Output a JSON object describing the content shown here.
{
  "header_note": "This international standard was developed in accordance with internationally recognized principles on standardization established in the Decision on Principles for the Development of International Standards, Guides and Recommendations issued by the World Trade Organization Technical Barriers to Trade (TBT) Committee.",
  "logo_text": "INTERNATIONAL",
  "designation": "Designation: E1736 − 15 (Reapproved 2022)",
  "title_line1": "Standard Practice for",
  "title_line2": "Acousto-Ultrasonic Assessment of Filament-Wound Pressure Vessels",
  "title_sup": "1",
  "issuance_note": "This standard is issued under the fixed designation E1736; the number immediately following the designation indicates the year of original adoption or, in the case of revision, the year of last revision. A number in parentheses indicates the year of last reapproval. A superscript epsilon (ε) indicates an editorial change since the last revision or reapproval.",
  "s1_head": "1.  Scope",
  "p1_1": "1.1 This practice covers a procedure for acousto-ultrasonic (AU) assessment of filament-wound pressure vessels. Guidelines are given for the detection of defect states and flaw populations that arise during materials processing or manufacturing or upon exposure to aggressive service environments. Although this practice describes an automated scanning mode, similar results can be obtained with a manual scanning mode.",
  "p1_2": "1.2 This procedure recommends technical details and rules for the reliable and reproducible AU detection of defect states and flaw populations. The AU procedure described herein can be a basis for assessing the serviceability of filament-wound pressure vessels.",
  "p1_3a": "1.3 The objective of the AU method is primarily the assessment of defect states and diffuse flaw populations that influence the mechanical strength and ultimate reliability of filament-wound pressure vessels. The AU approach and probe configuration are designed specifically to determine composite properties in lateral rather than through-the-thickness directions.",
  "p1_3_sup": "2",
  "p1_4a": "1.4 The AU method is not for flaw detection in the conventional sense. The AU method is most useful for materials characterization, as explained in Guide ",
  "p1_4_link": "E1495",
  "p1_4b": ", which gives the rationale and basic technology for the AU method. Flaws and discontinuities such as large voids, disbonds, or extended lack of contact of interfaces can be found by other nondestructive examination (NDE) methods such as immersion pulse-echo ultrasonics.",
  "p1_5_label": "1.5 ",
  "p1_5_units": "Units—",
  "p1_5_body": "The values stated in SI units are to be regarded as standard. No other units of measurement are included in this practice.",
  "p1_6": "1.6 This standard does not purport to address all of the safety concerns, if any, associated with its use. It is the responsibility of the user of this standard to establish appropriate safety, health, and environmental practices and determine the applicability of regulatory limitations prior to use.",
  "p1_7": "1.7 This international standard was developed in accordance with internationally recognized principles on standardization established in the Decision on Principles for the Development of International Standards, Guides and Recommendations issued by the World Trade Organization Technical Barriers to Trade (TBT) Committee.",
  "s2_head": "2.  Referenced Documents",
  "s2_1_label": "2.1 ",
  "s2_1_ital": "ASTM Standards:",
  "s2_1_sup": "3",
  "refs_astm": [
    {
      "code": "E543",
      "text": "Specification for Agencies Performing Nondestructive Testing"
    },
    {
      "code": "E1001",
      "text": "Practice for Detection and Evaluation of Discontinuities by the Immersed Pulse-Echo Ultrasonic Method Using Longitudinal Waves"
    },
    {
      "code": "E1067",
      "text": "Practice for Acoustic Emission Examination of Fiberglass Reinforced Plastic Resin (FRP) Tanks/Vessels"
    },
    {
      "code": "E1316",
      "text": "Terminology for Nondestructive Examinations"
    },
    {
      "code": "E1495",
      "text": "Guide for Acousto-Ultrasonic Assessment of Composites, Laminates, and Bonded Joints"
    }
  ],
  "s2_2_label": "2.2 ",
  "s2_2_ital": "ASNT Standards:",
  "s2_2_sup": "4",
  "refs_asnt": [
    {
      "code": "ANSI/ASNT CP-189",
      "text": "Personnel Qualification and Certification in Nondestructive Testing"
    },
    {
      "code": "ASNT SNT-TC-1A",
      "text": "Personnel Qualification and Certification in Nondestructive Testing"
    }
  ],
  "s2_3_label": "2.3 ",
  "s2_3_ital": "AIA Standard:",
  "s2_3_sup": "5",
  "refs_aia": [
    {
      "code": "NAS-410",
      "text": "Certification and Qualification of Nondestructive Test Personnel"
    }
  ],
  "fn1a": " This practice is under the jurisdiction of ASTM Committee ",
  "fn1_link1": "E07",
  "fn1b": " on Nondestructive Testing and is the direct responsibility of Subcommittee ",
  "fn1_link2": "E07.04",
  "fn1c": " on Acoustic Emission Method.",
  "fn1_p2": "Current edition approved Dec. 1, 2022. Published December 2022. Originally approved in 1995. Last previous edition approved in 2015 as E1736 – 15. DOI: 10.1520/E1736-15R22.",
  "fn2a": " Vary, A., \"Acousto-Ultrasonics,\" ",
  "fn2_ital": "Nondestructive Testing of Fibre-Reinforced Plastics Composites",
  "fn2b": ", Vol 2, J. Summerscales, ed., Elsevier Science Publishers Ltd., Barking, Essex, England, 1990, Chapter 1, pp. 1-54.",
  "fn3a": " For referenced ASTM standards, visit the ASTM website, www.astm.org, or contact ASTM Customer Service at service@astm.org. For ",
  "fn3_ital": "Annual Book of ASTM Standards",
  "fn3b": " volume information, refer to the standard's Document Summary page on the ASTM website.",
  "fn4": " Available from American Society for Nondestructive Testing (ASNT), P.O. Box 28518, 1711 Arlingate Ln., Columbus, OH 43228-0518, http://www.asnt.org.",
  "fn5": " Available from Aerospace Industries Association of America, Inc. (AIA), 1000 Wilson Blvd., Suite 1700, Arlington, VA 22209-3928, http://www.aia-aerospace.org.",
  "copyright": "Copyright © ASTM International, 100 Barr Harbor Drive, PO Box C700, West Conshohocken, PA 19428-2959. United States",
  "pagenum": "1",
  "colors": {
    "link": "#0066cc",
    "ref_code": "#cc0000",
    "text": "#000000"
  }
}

════════════════════

* Goal: Repeat the material from above exactly, word for word.

* Right answer:
Output a JSON object describing the content shown here.
{
  "header_note": "This international standard was developed in accordance with internationally recognized principles on standardization established in the Decision on Principles for the Development of International Standards, Guides and Recommendations issued by the World Trade Organization Technical Barriers to Trade (TBT) Committee.",
  "logo_text": "INTERNATIONAL",
  "designation": "Designation: E1736 − 15 (Reapproved 2022)",
  "title_line1": "Standard Practice for",
  "title_line2": "Acousto-Ultrasonic Assessment of Filament-Wound Pressure Vessels",
  "title_sup": "1",
  "issuance_note": "This standard is issued under the fixed designation E1736; the number immediately following the designation indicates the year of original adoption or, in the case of revision, the year of last revision. A number in parentheses indicates the year of last reapproval. A superscript epsilon (ε) indicates an editorial change since the last revision or reapproval.",
  "s1_head": "1.  Scope",
  "p1_1": "1.1 This practice covers a procedure for acousto-ultrasonic (AU) assessment of filament-wound pressure vessels. Guidelines are given for the detection of defect states and flaw populations that arise during materials processing or manufacturing or upon exposure to aggressive service environments. Although this practice describes an automated scanning mode, similar results can be obtained with a manual scanning mode.",
  "p1_2": "1.2 This procedure recommends technical details and rules for the reliable and reproducible AU detection of defect states and flaw populations. The AU procedure described herein can be a basis for assessing the serviceability of filament-wound pressure vessels.",
  "p1_3a": "1.3 The objective of the AU method is primarily the assessment of defect states and diffuse flaw populations that influence the mechanical strength and ultimate reliability of filament-wound pressure vessels. The AU approach and probe configuration are designed specifically to determine composite properties in lateral rather than through-the-thickness directions.",
  "p1_3_sup": "2",
  "p1_4a": "1.4 The AU method is not for flaw detection in the conventional sense. The AU method is most useful for materials characterization, as explained in Guide ",
  "p1_4_link": "E1495",
  "p1_4b": ", which gives the rationale and basic technology for the AU method. Flaws and discontinuities such as large voids, disbonds, or extended lack of contact of interfaces can be found by other nondestructive examination (NDE) methods such as immersion pulse-echo ultrasonics.",
  "p1_5_label": "1.5 ",
  "p1_5_units": "Units—",
  "p1_5_body": "The values stated in SI units are to be regarded as standard. No other units of measurement are included in this practice.",
  "p1_6": "1.6 This standard does not purport to address all of the safety concerns, if any, associated with its use. It is the responsibility of the user of this standard to establish appropriate safety, health, and environmental practices and determine the applicability of regulatory limitations prior to use.",
  "p1_7": "1.7 This international standard was developed in accordance with internationally recognized principles on standardization established in the Decision on Principles for the Development of International Standards, Guides and Recommendations issued by the World Trade Organization Technical Barriers to Trade (TBT) Committee.",
  "s2_head": "2.  Referenced Documents",
  "s2_1_label": "2.1 ",
  "s2_1_ital": "ASTM Standards:",
  "s2_1_sup": "3",
  "refs_astm": [
    {
      "code": "E543",
      "text": "Specification for Agencies Performing Nondestructive Testing"
    },
    {
      "code": "E1001",
      "text": "Practice for Detection and Evaluation of Discontinuities by the Immersed Pulse-Echo Ultrasonic Method Using Longitudinal Waves"
    },
    {
      "code": "E1067",
      "text": "Practice for Acoustic Emission Examination of Fiberglass Reinforced Plastic Resin (FRP) Tanks/Vessels"
    },
    {
      "code": "E1316",
      "text": "Terminology for Nondestructive Examinations"
    },
    {
      "code": "E1495",
      "text": "Guide for Acousto-Ultrasonic Assessment of Composites, Laminates, and Bonded Joints"
    }
  ],
  "s2_2_label": "2.2 ",
  "s2_2_ital": "ASNT Standards:",
  "s2_2_sup": "4",
  "refs_asnt": [
    {
      "code": "ANSI/ASNT CP-189",
      "text": "Personnel Qualification and Certification in Nondestructive Testing"
    },
    {
      "code": "ASNT SNT-TC-1A",
      "text": "Personnel Qualification and Certification in Nondestructive Testing"
    }
  ],
  "s2_3_label": "2.3 ",
  "s2_3_ital": "AIA Standard:",
  "s2_3_sup": "5",
  "refs_aia": [
    {
      "code": "NAS-410",
      "text": "Certification and Qualification of Nondestructive Test Personnel"
    }
  ],
  "fn1a": " This practice is under the jurisdiction of ASTM Committee ",
  "fn1_link1": "E07",
  "fn1b": " on Nondestructive Testing and is the direct responsibility of Subcommittee ",
  "fn1_link2": "E07.04",
  "fn1c": " on Acoustic Emission Method.",
  "fn1_p2": "Current edition approved Dec. 1, 2022. Published December 2022. Originally approved in 1995. Last previous edition approved in 2015 as E1736 – 15. DOI: 10.1520/E1736-15R22.",
  "fn2a": " Vary, A., \"Acousto-Ultrasonics,\" ",
  "fn2_ital": "Nondestructive Testing of Fibre-Reinforced Plastics Composites",
  "fn2b": ", Vol 2, J. Summerscales, ed., Elsevier Science Publishers Ltd., Barking, Essex, England, 1990, Chapter 1, pp. 1-54.",
  "fn3a": " For referenced ASTM standards, visit the ASTM website, www.astm.org, or contact ASTM Customer Service at service@astm.org. For ",
  "fn3_ital": "Annual Book of ASTM Standards",
  "fn3b": " volume information, refer to the standard's Document Summary page on the ASTM website.",
  "fn4": " Available from American Society for Nondestructive Testing (ASNT), P.O. Box 28518, 1711 Arlingate Ln., Columbus, OH 43228-0518, http://www.asnt.org.",
  "fn5": " Available from Aerospace Industries Association of America, Inc. (AIA), 1000 Wilson Blvd., Suite 1700, Arlington, VA 22209-3928, http://www.aia-aerospace.org.",
  "copyright": "Copyright © ASTM International, 100 Barr Harbor Drive, PO Box C700, West Conshohocken, PA 19428-2959. United States",
  "pagenum": "1",
  "colors": {
    "link": "#0066cc",
    "ref_code": "#cc0000",
    "text": "#000000"
  }
}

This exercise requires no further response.